Dataset excerpt

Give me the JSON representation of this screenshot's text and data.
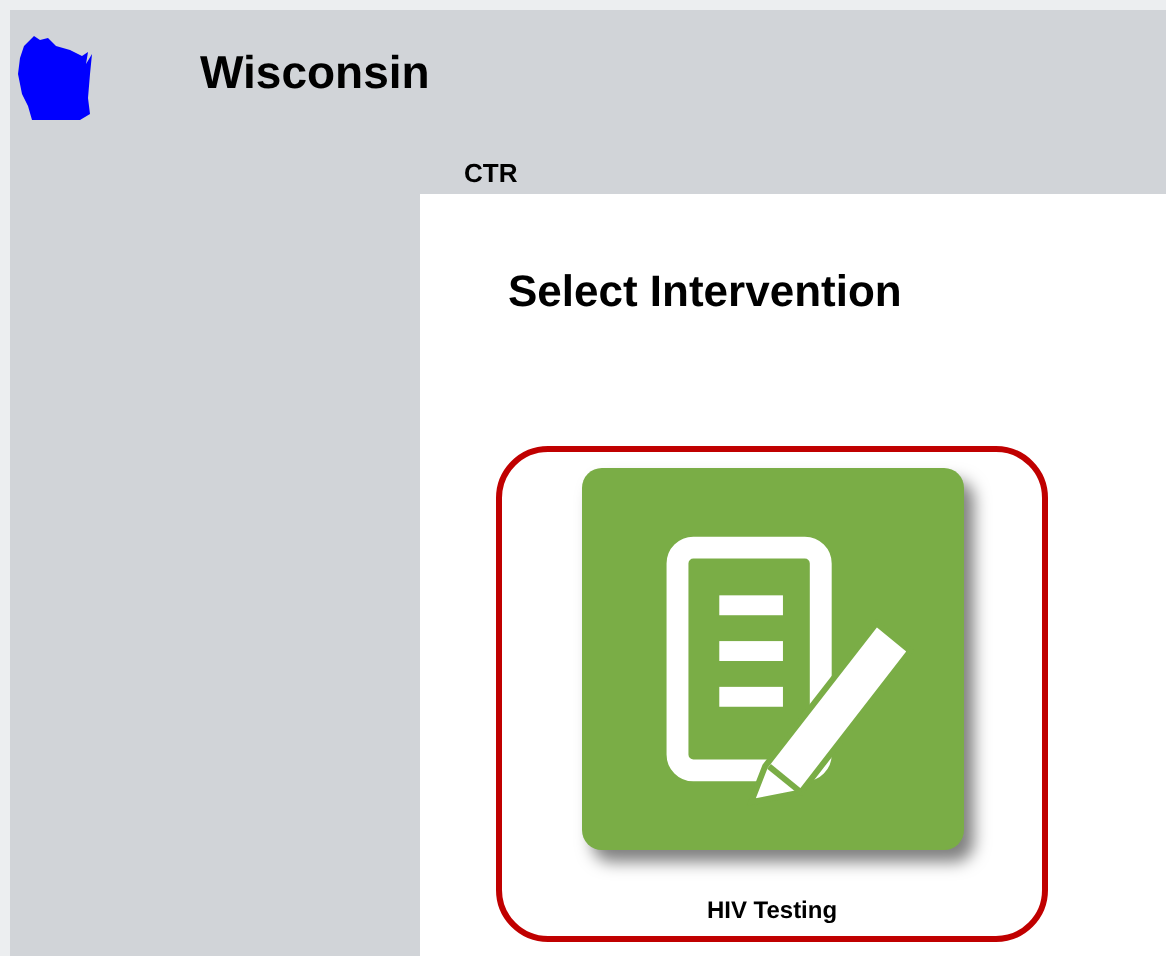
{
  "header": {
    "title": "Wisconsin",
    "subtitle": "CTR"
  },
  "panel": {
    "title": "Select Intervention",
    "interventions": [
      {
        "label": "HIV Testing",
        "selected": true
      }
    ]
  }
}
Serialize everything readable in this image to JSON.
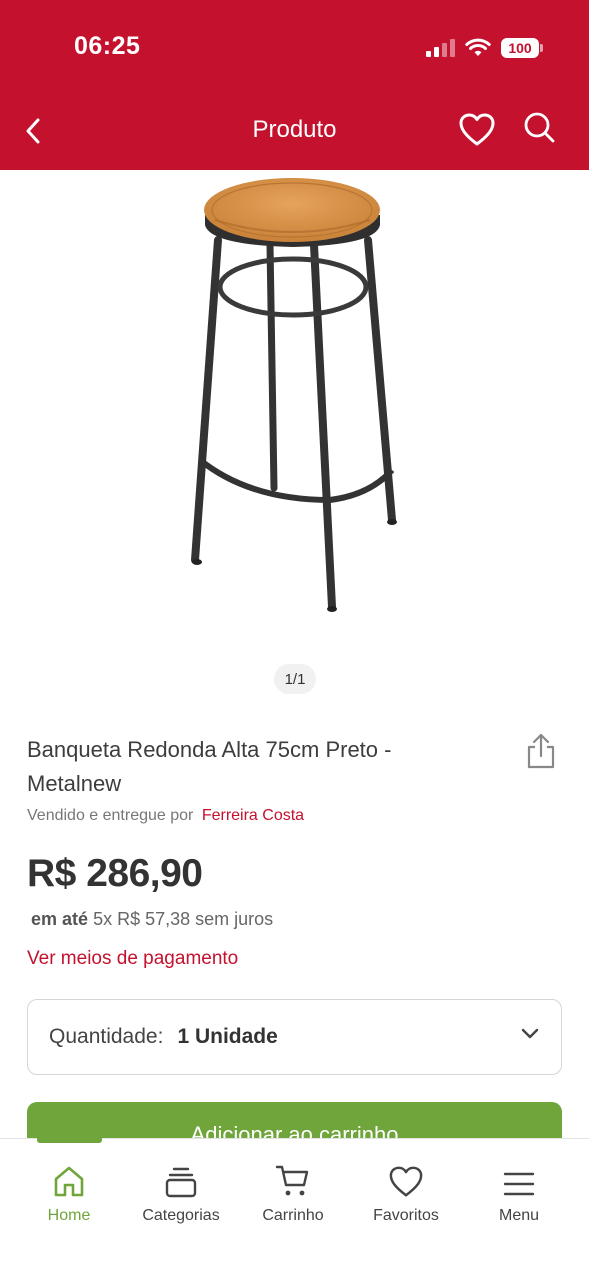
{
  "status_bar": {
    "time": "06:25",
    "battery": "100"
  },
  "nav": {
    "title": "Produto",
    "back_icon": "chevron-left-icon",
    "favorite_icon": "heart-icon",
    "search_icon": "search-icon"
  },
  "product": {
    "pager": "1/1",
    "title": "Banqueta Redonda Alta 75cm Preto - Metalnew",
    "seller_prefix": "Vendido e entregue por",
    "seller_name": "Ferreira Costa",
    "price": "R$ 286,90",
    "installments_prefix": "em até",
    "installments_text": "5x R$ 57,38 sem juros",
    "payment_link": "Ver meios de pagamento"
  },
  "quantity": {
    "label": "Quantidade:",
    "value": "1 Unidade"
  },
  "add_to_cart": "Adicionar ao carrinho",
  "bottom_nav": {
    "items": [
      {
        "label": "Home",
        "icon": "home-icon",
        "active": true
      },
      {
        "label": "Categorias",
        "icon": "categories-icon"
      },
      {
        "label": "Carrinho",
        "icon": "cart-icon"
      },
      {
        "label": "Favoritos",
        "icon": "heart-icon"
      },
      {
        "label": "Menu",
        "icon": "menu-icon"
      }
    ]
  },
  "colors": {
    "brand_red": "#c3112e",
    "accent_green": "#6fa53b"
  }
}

# Written request
From the entries above, output every line exactly and omit any image.

# Exercise output
Give me the JSON representation of this screenshot's text and data.
{
  "header": {
    "title": "Wisconsin",
    "subtitle": "CTR"
  },
  "panel": {
    "title": "Select Intervention",
    "interventions": [
      {
        "label": "HIV Testing",
        "selected": true
      }
    ]
  }
}
Serialize everything readable in this image to JSON.
{
  "status_bar": {
    "time": "06:25",
    "battery": "100"
  },
  "nav": {
    "title": "Produto",
    "back_icon": "chevron-left-icon",
    "favorite_icon": "heart-icon",
    "search_icon": "search-icon"
  },
  "product": {
    "pager": "1/1",
    "title": "Banqueta Redonda Alta 75cm Preto - Metalnew",
    "seller_prefix": "Vendido e entregue por",
    "seller_name": "Ferreira Costa",
    "price": "R$ 286,90",
    "installments_prefix": "em até",
    "installments_text": "5x R$ 57,38 sem juros",
    "payment_link": "Ver meios de pagamento"
  },
  "quantity": {
    "label": "Quantidade:",
    "value": "1 Unidade"
  },
  "add_to_cart": "Adicionar ao carrinho",
  "bottom_nav": {
    "items": [
      {
        "label": "Home",
        "icon": "home-icon",
        "active": true
      },
      {
        "label": "Categorias",
        "icon": "categories-icon"
      },
      {
        "label": "Carrinho",
        "icon": "cart-icon"
      },
      {
        "label": "Favoritos",
        "icon": "heart-icon"
      },
      {
        "label": "Menu",
        "icon": "menu-icon"
      }
    ]
  },
  "colors": {
    "brand_red": "#c3112e",
    "accent_green": "#6fa53b"
  }
}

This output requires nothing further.